> WORK REQUIRED
Copy out each line featuring the string "this" from the entries beneath.

> EXCERPTED DATA
========================================

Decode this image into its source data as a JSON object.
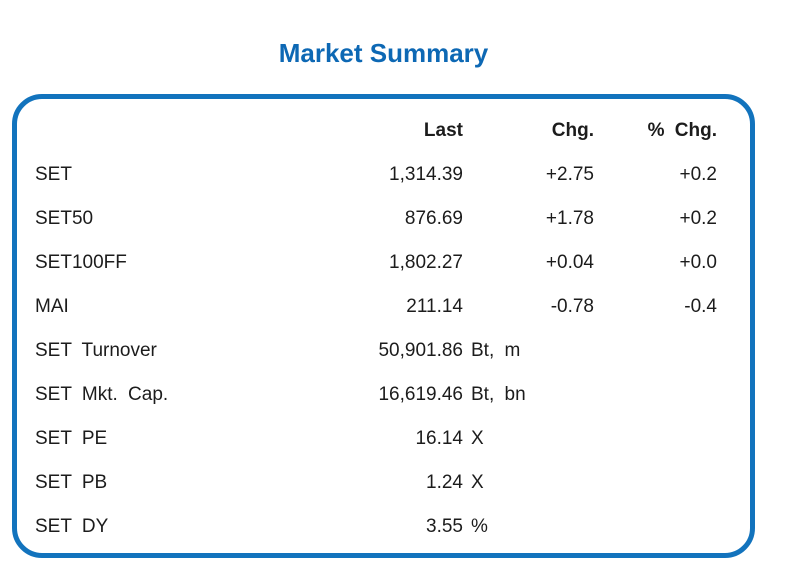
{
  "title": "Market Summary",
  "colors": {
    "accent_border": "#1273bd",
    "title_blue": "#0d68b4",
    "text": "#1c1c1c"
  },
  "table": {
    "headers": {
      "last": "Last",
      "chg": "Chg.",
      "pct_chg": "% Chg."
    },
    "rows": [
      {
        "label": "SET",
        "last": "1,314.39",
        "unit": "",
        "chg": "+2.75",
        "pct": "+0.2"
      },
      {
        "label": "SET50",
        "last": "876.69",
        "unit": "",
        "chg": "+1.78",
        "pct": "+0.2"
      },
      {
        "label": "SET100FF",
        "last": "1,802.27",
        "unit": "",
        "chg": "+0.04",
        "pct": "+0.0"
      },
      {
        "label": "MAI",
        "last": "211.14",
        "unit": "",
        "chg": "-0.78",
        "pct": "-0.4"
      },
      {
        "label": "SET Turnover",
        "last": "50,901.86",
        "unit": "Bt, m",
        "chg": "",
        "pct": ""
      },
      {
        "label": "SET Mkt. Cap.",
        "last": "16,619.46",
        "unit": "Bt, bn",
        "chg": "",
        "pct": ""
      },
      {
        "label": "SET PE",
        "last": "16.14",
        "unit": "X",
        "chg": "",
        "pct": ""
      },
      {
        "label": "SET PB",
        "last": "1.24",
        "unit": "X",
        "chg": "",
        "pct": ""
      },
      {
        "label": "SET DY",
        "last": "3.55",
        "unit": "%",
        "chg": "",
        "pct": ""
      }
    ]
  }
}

========================================

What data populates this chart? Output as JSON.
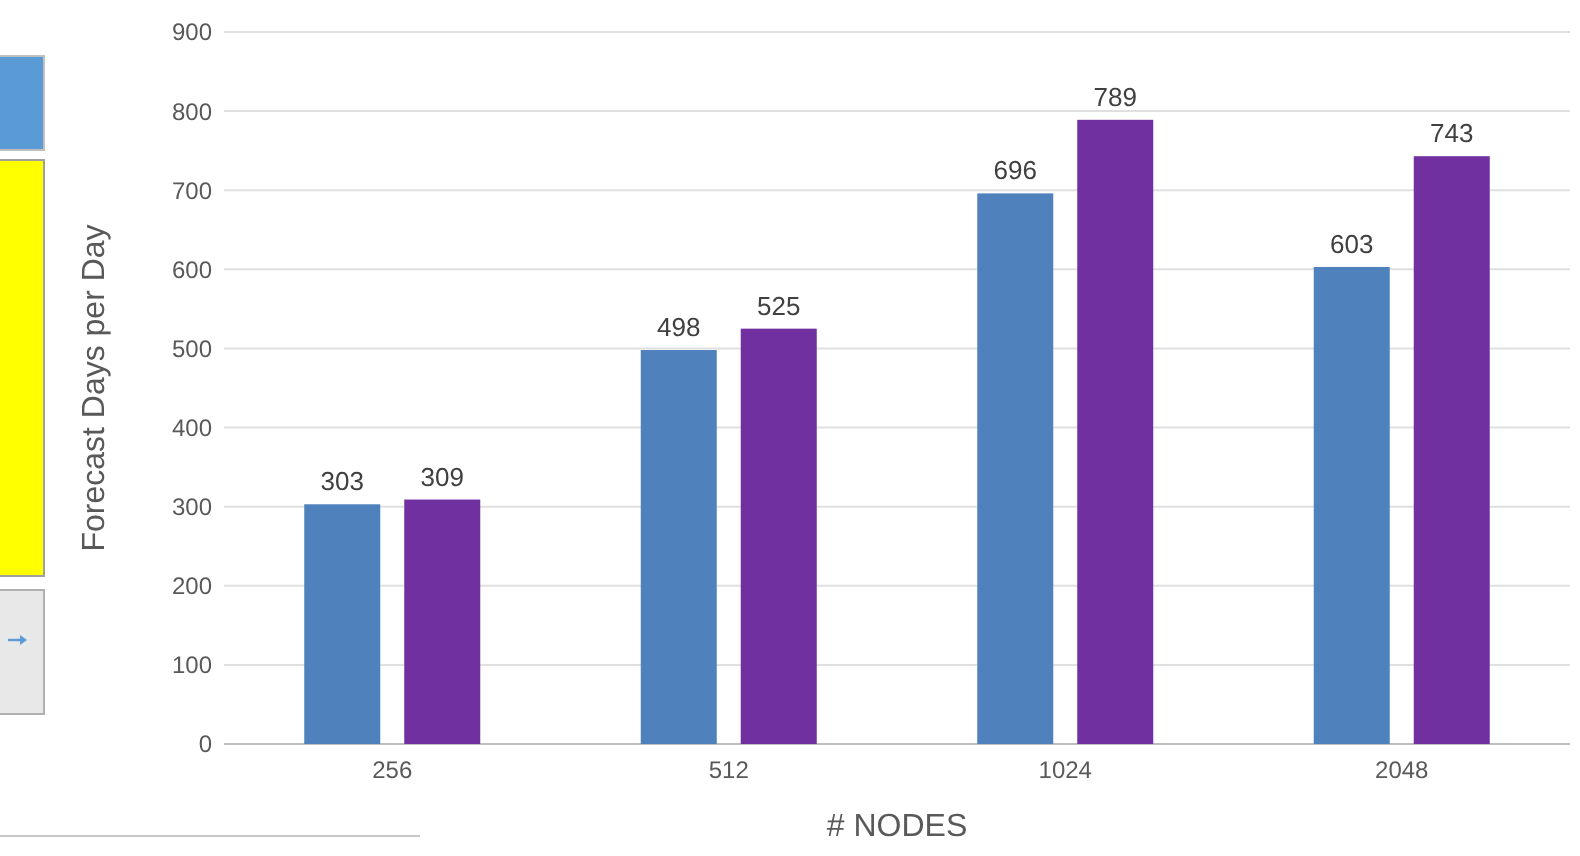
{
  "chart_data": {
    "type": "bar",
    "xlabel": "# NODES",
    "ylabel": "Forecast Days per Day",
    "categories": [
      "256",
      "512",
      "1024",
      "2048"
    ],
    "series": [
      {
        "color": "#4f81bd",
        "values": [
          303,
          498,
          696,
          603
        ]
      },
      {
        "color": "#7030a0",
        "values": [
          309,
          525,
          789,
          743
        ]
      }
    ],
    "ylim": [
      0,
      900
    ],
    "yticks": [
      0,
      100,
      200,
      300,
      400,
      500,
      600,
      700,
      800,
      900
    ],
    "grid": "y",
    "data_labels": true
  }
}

========================================

> FULL RESPONSE
Decode this image into its source data as a JSON object.
What data populates this chart? Output as JSON.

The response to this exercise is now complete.